--- BEGIN Material supplied ---
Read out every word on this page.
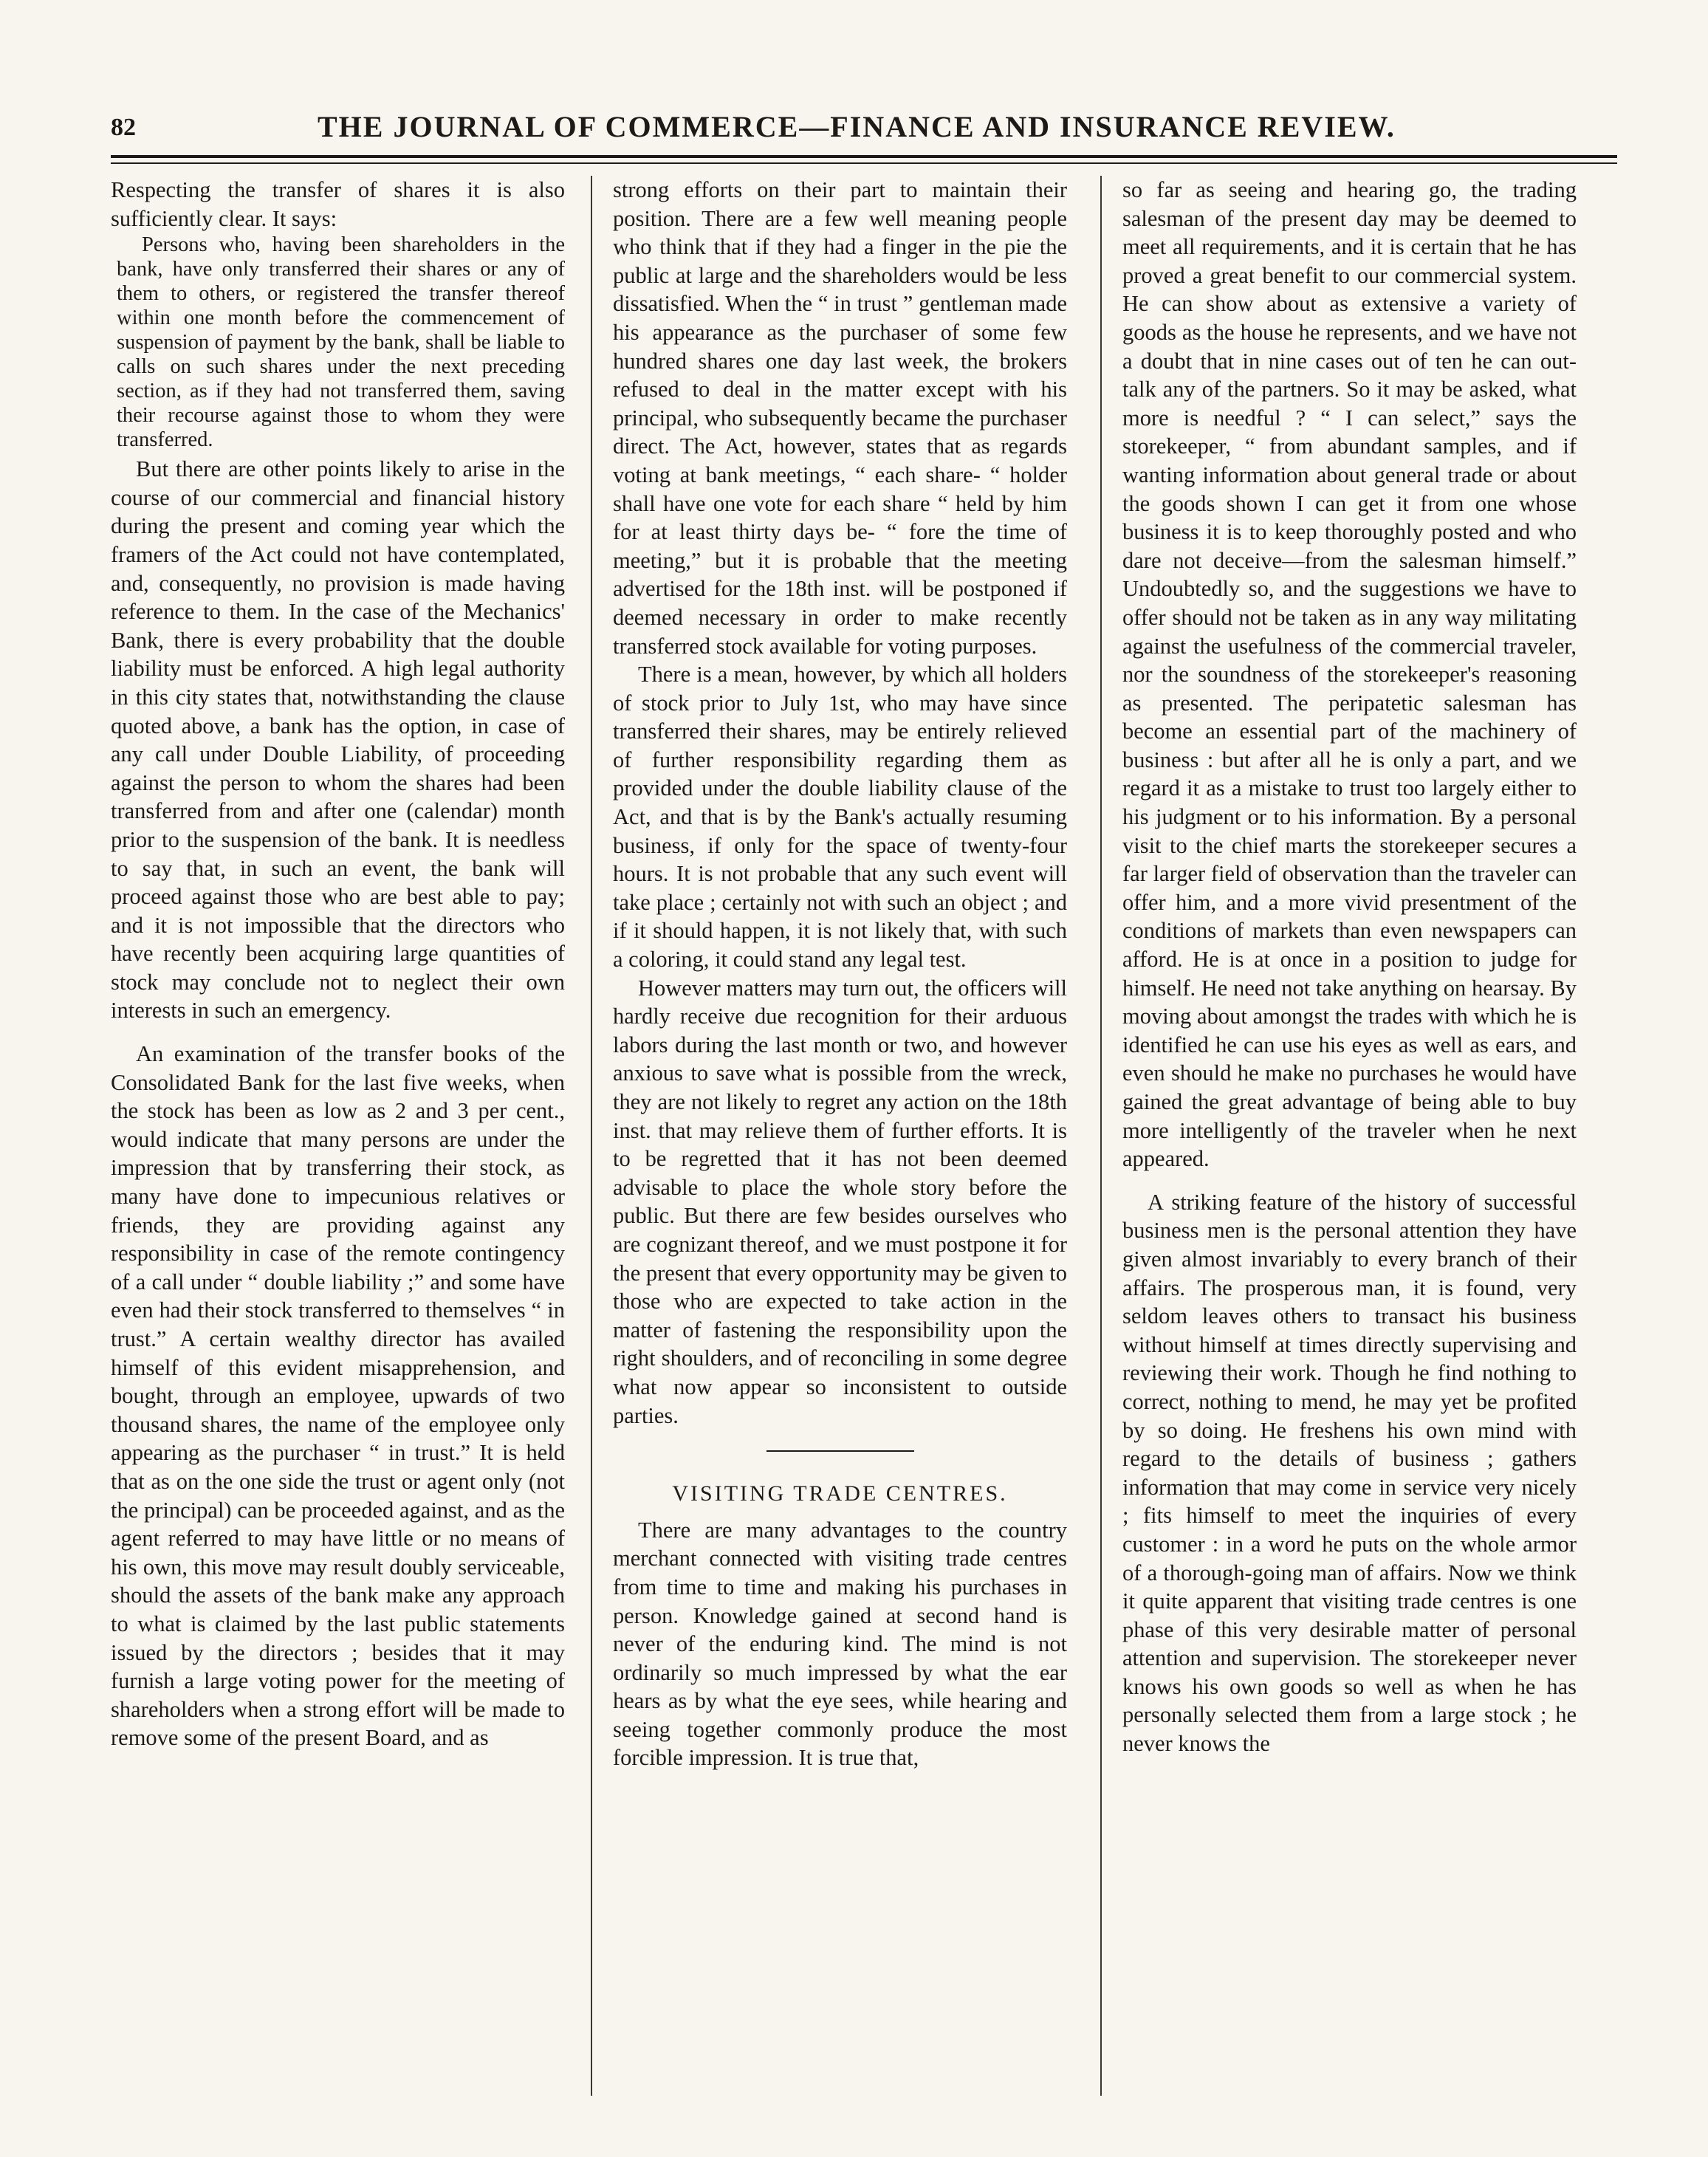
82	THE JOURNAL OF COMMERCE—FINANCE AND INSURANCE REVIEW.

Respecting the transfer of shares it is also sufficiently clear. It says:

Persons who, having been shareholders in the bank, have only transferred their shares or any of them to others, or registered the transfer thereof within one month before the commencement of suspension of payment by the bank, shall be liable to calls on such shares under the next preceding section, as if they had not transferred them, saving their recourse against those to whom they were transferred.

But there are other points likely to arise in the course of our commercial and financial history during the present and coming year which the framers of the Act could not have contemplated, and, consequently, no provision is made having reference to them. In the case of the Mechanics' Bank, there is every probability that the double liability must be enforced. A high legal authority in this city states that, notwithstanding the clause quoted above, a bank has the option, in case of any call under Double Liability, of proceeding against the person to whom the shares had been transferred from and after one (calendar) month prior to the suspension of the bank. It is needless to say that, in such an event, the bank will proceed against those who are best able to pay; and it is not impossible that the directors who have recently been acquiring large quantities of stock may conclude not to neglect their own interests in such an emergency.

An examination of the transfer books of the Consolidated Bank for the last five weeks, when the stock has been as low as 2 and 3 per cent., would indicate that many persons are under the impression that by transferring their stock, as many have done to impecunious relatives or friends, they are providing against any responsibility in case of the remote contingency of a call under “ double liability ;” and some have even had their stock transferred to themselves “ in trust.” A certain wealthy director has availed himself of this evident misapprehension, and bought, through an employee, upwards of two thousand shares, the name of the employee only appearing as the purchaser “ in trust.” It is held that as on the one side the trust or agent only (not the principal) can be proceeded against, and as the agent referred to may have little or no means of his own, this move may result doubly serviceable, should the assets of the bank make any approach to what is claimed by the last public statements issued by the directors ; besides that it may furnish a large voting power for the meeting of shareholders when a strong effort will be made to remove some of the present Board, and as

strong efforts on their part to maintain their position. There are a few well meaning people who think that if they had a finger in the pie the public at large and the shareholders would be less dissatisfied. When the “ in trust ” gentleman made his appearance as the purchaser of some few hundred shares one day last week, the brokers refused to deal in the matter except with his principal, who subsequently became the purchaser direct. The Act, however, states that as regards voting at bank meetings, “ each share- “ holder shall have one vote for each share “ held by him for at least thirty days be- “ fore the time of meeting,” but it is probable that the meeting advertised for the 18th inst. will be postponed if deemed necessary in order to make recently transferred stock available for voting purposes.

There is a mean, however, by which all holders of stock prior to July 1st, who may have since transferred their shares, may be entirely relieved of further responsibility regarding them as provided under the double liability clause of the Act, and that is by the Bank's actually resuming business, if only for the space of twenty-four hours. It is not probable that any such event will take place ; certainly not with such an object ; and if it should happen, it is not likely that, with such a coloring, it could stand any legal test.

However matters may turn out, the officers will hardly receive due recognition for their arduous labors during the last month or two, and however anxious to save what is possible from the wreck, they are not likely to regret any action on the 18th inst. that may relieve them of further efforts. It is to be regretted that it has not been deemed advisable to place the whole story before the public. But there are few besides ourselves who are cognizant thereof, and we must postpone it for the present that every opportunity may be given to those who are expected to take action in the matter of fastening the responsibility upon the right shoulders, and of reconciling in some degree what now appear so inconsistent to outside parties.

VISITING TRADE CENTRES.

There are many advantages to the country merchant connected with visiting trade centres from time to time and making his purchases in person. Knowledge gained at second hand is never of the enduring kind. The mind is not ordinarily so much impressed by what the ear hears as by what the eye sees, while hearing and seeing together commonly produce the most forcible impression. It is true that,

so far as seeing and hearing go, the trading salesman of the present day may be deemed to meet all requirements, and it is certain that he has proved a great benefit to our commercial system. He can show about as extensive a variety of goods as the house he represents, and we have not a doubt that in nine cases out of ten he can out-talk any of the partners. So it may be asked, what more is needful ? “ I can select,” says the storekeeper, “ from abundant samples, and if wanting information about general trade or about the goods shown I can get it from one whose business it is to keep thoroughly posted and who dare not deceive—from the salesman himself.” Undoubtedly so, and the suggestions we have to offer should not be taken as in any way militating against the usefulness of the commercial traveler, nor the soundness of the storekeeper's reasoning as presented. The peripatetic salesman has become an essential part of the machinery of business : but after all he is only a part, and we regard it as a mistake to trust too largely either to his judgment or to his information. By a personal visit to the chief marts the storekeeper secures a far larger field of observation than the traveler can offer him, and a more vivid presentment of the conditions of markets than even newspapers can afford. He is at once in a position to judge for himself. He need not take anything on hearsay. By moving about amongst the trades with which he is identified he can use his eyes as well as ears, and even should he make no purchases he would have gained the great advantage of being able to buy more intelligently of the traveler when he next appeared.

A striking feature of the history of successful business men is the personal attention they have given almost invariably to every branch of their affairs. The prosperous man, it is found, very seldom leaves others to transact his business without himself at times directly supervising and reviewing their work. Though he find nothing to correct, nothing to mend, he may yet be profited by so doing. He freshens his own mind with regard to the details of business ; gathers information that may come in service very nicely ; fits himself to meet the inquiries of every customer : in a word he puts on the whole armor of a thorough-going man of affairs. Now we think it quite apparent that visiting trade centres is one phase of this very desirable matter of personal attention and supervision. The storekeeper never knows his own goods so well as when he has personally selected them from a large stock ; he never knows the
--- END Material supplied ---
→ **Given problem**
From the material above, reproduce everything verbatim except the pictures.

→ **Answer to this problem**
Read out every word on this page.
82	THE JOURNAL OF COMMERCE—FINANCE AND INSURANCE REVIEW.

Respecting the transfer of shares it is also sufficiently clear. It says:

Persons who, having been shareholders in the bank, have only transferred their shares or any of them to others, or registered the transfer thereof within one month before the commencement of suspension of payment by the bank, shall be liable to calls on such shares under the next preceding section, as if they had not transferred them, saving their recourse against those to whom they were transferred.

But there are other points likely to arise in the course of our commercial and financial history during the present and coming year which the framers of the Act could not have contemplated, and, consequently, no provision is made having reference to them. In the case of the Mechanics' Bank, there is every probability that the double liability must be enforced. A high legal authority in this city states that, notwithstanding the clause quoted above, a bank has the option, in case of any call under Double Liability, of proceeding against the person to whom the shares had been transferred from and after one (calendar) month prior to the suspension of the bank. It is needless to say that, in such an event, the bank will proceed against those who are best able to pay; and it is not impossible that the directors who have recently been acquiring large quantities of stock may conclude not to neglect their own interests in such an emergency.

An examination of the transfer books of the Consolidated Bank for the last five weeks, when the stock has been as low as 2 and 3 per cent., would indicate that many persons are under the impression that by transferring their stock, as many have done to impecunious relatives or friends, they are providing against any responsibility in case of the remote contingency of a call under “ double liability ;” and some have even had their stock transferred to themselves “ in trust.” A certain wealthy director has availed himself of this evident misapprehension, and bought, through an employee, upwards of two thousand shares, the name of the employee only appearing as the purchaser “ in trust.” It is held that as on the one side the trust or agent only (not the principal) can be proceeded against, and as the agent referred to may have little or no means of his own, this move may result doubly serviceable, should the assets of the bank make any approach to what is claimed by the last public statements issued by the directors ; besides that it may furnish a large voting power for the meeting of shareholders when a strong effort will be made to remove some of the present Board, and as

strong efforts on their part to maintain their position. There are a few well meaning people who think that if they had a finger in the pie the public at large and the shareholders would be less dissatisfied. When the “ in trust ” gentleman made his appearance as the purchaser of some few hundred shares one day last week, the brokers refused to deal in the matter except with his principal, who subsequently became the purchaser direct. The Act, however, states that as regards voting at bank meetings, “ each share- “ holder shall have one vote for each share “ held by him for at least thirty days be- “ fore the time of meeting,” but it is probable that the meeting advertised for the 18th inst. will be postponed if deemed necessary in order to make recently transferred stock available for voting purposes.

There is a mean, however, by which all holders of stock prior to July 1st, who may have since transferred their shares, may be entirely relieved of further responsibility regarding them as provided under the double liability clause of the Act, and that is by the Bank's actually resuming business, if only for the space of twenty-four hours. It is not probable that any such event will take place ; certainly not with such an object ; and if it should happen, it is not likely that, with such a coloring, it could stand any legal test.

However matters may turn out, the officers will hardly receive due recognition for their arduous labors during the last month or two, and however anxious to save what is possible from the wreck, they are not likely to regret any action on the 18th inst. that may relieve them of further efforts. It is to be regretted that it has not been deemed advisable to place the whole story before the public. But there are few besides ourselves who are cognizant thereof, and we must postpone it for the present that every opportunity may be given to those who are expected to take action in the matter of fastening the responsibility upon the right shoulders, and of reconciling in some degree what now appear so inconsistent to outside parties.

VISITING TRADE CENTRES.

There are many advantages to the country merchant connected with visiting trade centres from time to time and making his purchases in person. Knowledge gained at second hand is never of the enduring kind. The mind is not ordinarily so much impressed by what the ear hears as by what the eye sees, while hearing and seeing together commonly produce the most forcible impression. It is true that,

so far as seeing and hearing go, the trading salesman of the present day may be deemed to meet all requirements, and it is certain that he has proved a great benefit to our commercial system. He can show about as extensive a variety of goods as the house he represents, and we have not a doubt that in nine cases out of ten he can out-talk any of the partners. So it may be asked, what more is needful ? “ I can select,” says the storekeeper, “ from abundant samples, and if wanting information about general trade or about the goods shown I can get it from one whose business it is to keep thoroughly posted and who dare not deceive—from the salesman himself.” Undoubtedly so, and the suggestions we have to offer should not be taken as in any way militating against the usefulness of the commercial traveler, nor the soundness of the storekeeper's reasoning as presented. The peripatetic salesman has become an essential part of the machinery of business : but after all he is only a part, and we regard it as a mistake to trust too largely either to his judgment or to his information. By a personal visit to the chief marts the storekeeper secures a far larger field of observation than the traveler can offer him, and a more vivid presentment of the conditions of markets than even newspapers can afford. He is at once in a position to judge for himself. He need not take anything on hearsay. By moving about amongst the trades with which he is identified he can use his eyes as well as ears, and even should he make no purchases he would have gained the great advantage of being able to buy more intelligently of the traveler when he next appeared.

A striking feature of the history of successful business men is the personal attention they have given almost invariably to every branch of their affairs. The prosperous man, it is found, very seldom leaves others to transact his business without himself at times directly supervising and reviewing their work. Though he find nothing to correct, nothing to mend, he may yet be profited by so doing. He freshens his own mind with regard to the details of business ; gathers information that may come in service very nicely ; fits himself to meet the inquiries of every customer : in a word he puts on the whole armor of a thorough-going man of affairs. Now we think it quite apparent that visiting trade centres is one phase of this very desirable matter of personal attention and supervision. The storekeeper never knows his own goods so well as when he has personally selected them from a large stock ; he never knows the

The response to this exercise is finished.